EXERCISE REQUIREMENTS:
Examine the entries and show every line in which the word "Relative" is found.

:: INPUT

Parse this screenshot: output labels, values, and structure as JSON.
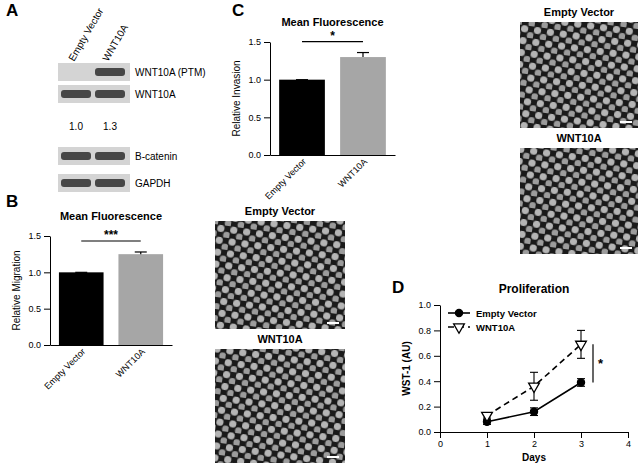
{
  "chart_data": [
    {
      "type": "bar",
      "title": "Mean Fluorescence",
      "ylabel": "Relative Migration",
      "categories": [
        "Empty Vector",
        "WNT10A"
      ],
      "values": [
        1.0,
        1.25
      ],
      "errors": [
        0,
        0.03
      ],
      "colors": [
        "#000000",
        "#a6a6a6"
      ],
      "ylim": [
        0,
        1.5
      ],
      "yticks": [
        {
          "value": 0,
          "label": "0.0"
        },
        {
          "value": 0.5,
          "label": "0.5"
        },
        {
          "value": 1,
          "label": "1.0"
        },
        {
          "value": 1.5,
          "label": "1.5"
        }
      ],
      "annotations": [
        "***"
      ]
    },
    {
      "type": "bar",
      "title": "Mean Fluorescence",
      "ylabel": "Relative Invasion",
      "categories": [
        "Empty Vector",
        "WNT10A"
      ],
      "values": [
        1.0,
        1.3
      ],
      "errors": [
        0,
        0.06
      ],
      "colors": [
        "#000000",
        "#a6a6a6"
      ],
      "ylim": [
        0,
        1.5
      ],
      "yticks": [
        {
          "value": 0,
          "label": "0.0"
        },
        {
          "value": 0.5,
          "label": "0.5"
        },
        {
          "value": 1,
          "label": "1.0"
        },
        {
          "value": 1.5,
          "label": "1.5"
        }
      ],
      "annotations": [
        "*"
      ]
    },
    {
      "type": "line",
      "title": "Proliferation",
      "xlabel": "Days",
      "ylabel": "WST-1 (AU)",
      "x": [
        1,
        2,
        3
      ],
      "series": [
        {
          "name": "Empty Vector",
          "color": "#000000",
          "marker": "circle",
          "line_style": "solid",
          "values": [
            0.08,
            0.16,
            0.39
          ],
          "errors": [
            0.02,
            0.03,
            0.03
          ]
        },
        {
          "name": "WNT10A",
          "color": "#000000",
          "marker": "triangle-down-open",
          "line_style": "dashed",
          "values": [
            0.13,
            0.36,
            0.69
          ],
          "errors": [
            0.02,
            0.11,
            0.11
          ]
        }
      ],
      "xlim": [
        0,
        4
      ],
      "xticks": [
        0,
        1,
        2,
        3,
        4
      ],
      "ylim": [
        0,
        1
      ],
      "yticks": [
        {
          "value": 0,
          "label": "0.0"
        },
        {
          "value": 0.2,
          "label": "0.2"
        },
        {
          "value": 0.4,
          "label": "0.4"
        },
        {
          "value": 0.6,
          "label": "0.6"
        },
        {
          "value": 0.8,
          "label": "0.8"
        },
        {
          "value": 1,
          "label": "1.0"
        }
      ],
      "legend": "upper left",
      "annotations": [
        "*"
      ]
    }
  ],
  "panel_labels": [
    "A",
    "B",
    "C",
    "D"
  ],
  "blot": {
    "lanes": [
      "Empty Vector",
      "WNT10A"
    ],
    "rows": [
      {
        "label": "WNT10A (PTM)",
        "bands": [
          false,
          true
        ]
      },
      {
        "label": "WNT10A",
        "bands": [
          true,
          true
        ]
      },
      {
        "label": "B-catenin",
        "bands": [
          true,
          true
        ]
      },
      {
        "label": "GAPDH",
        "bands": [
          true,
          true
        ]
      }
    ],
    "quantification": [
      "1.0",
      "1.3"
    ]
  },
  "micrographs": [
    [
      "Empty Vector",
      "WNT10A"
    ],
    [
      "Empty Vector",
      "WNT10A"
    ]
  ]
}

::::
:: INPUT

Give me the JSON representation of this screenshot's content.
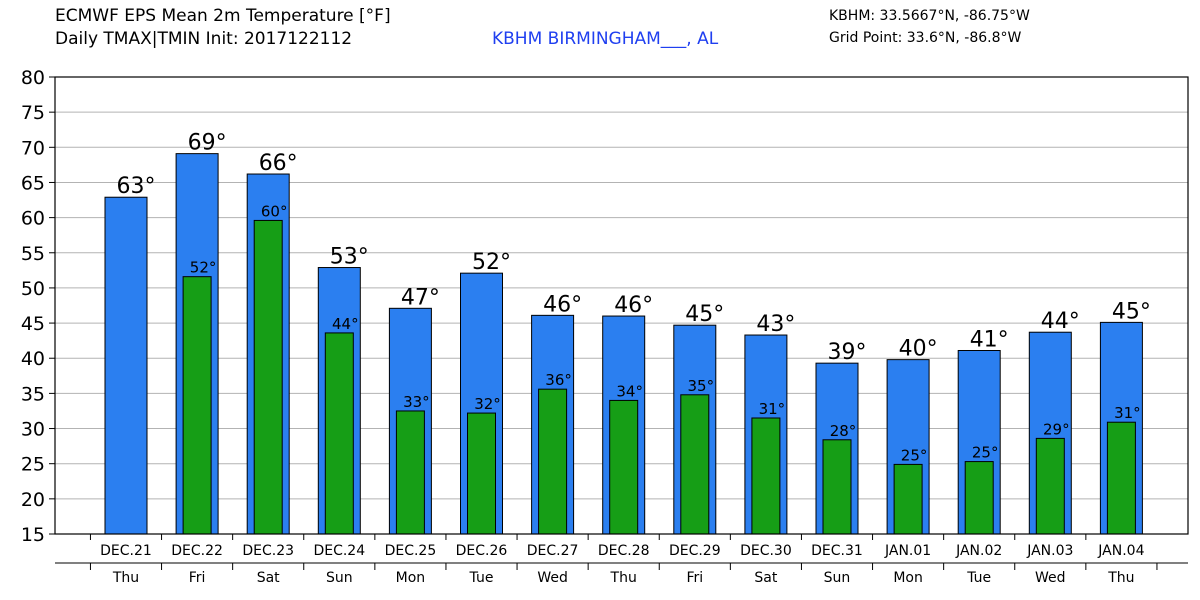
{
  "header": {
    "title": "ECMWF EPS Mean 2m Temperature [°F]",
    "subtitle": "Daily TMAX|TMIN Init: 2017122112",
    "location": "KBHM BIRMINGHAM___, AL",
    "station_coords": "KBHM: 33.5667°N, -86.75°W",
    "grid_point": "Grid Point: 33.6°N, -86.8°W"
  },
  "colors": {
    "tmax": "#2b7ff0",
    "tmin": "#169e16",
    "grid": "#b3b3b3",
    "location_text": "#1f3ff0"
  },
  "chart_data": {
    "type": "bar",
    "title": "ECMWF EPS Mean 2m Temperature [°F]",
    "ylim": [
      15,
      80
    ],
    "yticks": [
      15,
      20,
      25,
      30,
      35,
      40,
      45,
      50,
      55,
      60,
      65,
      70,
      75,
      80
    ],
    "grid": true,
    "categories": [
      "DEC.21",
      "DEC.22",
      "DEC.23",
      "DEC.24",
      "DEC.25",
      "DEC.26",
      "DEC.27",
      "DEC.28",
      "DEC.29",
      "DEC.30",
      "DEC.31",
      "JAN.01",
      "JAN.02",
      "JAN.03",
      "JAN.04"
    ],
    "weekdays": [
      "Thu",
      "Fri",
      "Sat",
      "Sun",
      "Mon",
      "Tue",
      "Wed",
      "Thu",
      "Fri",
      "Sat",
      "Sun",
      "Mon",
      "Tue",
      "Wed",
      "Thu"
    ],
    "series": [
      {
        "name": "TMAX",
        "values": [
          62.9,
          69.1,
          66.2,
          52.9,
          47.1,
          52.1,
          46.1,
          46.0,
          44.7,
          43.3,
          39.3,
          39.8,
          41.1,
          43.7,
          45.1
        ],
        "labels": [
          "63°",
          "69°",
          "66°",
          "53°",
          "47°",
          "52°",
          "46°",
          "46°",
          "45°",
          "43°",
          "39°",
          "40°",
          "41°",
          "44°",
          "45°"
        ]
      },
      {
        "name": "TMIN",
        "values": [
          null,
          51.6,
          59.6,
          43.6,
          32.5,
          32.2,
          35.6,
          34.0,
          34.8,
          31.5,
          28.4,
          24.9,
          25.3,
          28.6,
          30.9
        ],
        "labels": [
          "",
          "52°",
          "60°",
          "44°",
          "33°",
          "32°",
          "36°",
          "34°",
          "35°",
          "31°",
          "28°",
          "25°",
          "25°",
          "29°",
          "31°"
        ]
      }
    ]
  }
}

::::

SOLUTION TO THE PROBLEM:
      "ylabel": "Relative Migration",
      "ylabel": "Relative Invasion",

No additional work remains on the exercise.